[start]

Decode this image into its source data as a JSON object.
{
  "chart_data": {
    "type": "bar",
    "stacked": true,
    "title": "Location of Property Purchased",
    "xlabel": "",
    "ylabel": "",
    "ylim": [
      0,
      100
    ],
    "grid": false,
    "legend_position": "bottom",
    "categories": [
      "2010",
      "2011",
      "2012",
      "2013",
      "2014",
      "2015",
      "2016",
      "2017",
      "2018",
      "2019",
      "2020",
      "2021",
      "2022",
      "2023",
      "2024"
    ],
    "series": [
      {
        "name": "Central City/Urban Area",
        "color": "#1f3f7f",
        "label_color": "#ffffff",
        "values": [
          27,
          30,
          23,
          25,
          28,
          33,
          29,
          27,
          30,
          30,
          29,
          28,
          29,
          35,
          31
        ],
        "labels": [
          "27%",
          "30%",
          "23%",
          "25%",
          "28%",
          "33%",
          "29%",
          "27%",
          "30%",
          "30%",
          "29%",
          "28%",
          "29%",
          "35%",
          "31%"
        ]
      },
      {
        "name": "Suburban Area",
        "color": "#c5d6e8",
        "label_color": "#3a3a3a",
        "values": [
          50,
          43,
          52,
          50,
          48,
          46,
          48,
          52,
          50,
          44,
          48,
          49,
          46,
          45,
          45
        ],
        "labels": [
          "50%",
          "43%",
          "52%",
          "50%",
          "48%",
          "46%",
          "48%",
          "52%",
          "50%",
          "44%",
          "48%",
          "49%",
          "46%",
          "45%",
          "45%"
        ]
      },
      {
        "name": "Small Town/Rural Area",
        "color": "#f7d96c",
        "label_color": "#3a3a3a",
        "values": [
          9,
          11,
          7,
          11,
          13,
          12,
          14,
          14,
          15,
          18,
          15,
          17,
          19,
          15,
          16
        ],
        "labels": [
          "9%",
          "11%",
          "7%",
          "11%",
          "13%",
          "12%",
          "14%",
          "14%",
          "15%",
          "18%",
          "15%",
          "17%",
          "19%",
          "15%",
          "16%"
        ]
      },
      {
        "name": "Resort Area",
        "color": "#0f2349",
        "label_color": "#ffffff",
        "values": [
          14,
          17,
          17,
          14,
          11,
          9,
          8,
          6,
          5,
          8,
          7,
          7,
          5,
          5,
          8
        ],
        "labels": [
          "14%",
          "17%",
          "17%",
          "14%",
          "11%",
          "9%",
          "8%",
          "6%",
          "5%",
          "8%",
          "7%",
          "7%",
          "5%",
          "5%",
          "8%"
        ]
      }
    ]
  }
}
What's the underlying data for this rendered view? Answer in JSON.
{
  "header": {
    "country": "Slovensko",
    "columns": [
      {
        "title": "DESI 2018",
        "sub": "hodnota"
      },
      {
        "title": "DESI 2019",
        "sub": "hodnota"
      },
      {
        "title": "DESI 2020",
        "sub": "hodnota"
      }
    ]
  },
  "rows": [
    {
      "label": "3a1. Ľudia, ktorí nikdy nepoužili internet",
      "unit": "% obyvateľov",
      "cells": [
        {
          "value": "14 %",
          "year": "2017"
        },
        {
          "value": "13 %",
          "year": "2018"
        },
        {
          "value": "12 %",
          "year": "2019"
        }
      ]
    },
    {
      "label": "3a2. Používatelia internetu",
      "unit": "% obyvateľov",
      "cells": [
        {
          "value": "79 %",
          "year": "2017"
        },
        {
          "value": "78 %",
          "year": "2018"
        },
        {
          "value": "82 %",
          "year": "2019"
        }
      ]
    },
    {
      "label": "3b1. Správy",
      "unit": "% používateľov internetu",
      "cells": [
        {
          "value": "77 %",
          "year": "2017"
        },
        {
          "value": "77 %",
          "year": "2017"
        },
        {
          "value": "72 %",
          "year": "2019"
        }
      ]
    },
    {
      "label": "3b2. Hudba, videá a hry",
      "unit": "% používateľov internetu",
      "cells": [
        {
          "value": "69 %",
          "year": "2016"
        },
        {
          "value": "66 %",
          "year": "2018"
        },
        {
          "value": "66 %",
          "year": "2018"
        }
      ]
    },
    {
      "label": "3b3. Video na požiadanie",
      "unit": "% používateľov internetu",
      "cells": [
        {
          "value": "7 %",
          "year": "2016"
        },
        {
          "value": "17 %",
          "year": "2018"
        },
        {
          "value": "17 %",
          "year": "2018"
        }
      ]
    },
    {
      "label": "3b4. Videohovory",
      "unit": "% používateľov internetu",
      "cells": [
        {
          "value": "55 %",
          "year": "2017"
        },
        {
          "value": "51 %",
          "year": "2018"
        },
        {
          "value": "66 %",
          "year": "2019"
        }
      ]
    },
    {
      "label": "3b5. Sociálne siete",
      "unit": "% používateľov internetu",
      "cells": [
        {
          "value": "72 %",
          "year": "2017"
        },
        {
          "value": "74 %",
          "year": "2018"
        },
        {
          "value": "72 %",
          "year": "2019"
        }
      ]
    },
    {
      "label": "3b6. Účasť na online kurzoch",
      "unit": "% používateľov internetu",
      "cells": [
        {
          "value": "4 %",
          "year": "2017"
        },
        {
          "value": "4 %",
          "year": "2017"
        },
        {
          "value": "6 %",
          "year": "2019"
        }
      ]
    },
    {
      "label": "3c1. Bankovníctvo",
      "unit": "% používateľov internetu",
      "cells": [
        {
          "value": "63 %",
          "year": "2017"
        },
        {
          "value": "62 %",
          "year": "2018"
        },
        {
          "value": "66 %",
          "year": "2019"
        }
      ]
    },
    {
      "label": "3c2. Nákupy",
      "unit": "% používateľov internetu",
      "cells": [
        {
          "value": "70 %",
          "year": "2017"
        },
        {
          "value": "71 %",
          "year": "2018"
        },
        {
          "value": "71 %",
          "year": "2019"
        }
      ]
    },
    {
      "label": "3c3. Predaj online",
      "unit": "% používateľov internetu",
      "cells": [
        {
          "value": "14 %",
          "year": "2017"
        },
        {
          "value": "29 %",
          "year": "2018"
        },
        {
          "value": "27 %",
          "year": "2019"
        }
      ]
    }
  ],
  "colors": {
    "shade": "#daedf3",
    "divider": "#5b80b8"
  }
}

[end]
[start]

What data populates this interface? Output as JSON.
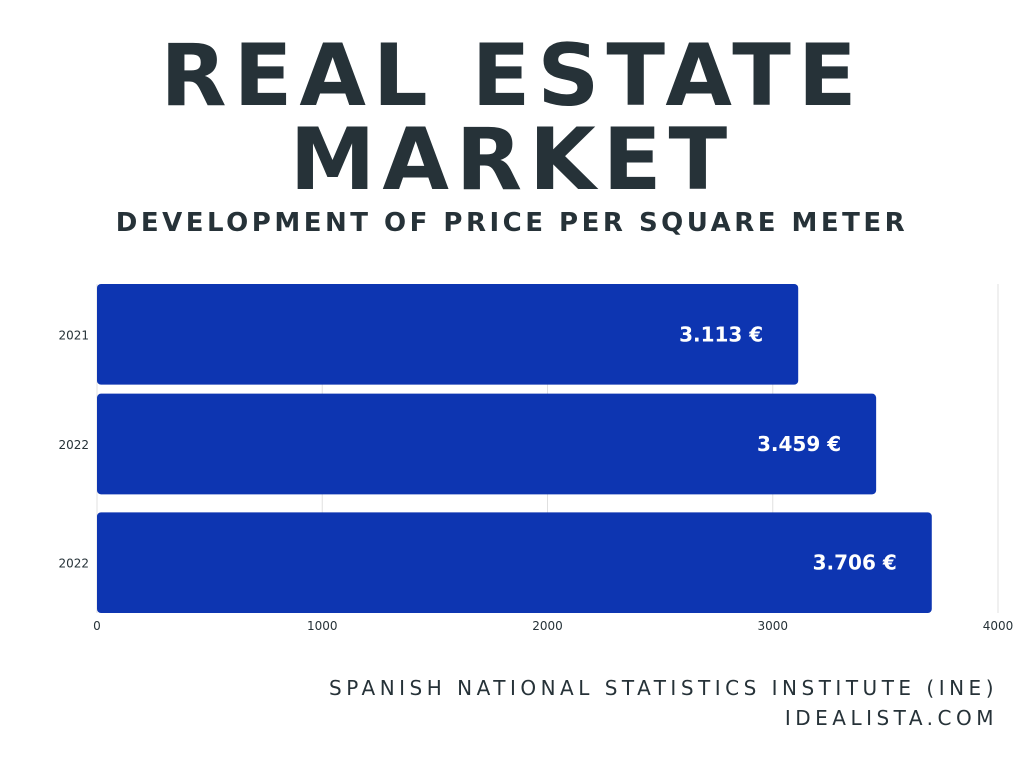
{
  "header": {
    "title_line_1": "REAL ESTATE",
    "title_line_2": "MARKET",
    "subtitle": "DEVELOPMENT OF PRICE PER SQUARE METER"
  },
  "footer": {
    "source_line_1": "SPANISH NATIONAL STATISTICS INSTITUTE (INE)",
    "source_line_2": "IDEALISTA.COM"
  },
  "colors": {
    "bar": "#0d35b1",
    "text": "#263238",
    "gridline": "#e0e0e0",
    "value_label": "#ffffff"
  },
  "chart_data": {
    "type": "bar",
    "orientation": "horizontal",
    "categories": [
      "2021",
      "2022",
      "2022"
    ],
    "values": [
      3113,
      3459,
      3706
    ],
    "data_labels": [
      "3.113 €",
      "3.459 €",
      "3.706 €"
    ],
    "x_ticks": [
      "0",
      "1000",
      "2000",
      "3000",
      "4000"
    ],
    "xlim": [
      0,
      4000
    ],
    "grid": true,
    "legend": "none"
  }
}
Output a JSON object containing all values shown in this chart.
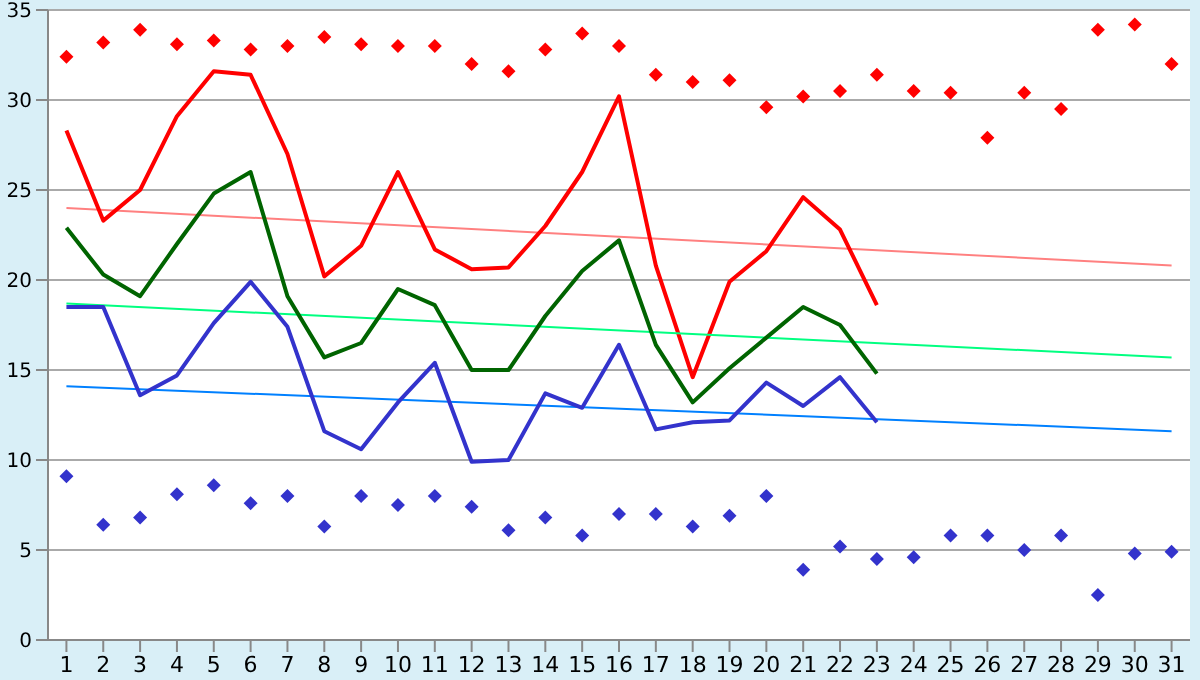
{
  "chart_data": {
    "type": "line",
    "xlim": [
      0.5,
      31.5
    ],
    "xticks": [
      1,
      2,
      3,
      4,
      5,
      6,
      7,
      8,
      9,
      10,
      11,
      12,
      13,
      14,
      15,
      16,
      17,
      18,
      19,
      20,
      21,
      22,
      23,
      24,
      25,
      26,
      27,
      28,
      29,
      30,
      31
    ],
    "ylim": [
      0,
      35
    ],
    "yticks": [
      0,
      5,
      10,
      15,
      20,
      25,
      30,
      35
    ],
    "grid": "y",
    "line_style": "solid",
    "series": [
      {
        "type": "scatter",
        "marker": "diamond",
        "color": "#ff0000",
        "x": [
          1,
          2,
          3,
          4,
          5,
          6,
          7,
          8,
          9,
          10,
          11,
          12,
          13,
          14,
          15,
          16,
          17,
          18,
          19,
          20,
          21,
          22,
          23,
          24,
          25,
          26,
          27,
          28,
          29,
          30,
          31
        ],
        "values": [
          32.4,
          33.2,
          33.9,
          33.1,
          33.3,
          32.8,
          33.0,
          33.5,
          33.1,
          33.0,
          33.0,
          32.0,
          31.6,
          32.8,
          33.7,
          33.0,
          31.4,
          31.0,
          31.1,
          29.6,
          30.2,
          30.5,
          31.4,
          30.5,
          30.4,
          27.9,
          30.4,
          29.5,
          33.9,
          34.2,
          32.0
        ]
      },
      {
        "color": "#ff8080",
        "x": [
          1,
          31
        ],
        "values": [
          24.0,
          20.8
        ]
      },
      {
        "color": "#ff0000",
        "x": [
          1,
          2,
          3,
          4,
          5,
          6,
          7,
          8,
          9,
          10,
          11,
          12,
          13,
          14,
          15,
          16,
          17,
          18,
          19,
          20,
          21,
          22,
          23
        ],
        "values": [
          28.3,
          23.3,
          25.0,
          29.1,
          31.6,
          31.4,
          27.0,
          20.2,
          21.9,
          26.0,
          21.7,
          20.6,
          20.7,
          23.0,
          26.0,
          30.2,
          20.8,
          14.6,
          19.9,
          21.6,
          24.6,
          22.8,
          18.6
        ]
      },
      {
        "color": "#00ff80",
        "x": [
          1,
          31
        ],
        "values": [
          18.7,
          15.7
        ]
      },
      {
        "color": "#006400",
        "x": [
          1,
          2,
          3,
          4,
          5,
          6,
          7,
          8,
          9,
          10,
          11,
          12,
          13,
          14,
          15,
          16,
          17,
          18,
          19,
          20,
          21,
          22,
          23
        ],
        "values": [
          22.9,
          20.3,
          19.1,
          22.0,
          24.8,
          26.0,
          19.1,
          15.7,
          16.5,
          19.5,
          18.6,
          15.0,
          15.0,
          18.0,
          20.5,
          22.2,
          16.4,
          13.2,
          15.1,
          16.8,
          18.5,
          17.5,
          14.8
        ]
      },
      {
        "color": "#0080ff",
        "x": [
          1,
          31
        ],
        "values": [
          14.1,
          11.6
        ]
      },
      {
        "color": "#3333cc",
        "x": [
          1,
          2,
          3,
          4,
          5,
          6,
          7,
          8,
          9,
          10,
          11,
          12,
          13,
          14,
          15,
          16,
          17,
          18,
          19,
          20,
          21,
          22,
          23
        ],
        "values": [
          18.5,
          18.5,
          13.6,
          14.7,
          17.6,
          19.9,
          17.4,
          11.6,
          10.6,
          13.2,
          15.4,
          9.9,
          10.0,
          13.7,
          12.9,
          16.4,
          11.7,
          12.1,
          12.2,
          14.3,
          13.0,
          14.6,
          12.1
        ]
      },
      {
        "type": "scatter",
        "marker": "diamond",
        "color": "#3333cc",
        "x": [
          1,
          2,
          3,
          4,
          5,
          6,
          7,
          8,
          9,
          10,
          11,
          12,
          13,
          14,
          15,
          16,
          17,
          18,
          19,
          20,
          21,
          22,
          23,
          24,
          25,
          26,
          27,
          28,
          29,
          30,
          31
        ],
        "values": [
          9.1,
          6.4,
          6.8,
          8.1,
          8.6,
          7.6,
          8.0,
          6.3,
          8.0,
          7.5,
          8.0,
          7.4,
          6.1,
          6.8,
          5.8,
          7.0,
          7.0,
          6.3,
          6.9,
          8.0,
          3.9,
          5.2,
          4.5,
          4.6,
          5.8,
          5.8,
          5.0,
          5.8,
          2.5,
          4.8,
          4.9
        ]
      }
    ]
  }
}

[end]
[start]

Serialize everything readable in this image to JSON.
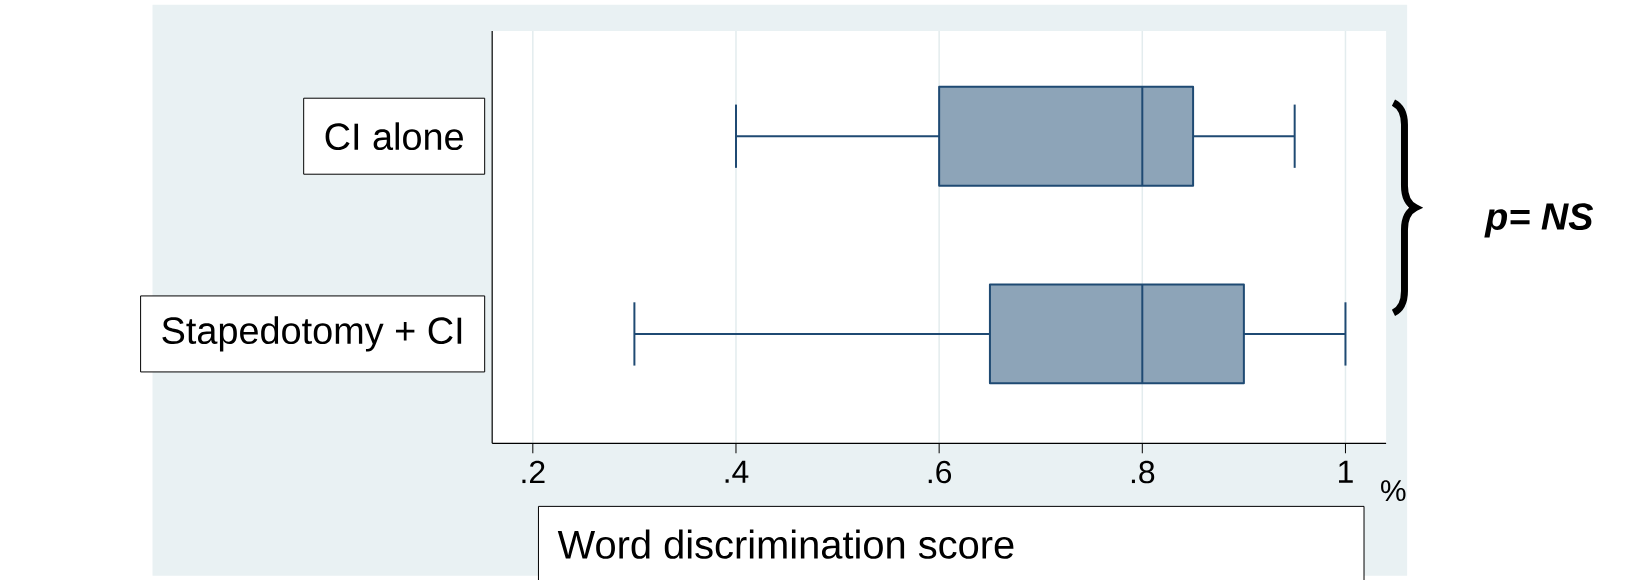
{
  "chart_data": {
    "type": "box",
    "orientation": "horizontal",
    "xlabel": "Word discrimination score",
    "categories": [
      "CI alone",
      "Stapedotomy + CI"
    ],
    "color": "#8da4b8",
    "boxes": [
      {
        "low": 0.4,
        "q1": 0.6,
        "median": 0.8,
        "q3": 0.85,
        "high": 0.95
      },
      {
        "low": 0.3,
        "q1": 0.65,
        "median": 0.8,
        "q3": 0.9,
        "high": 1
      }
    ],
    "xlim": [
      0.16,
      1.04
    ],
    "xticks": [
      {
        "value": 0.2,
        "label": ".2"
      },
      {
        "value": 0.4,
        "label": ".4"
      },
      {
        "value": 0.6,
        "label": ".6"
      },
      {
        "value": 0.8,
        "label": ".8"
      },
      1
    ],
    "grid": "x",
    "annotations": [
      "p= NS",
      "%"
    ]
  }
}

[end]

▶ **What is being asked**: Isolate each line of the listing above that includes "Output". Copy it.

▶ **Solved exercise**:
What data populates this interface? Output as JSON.
Output a JSON object containing all values shown in this chart.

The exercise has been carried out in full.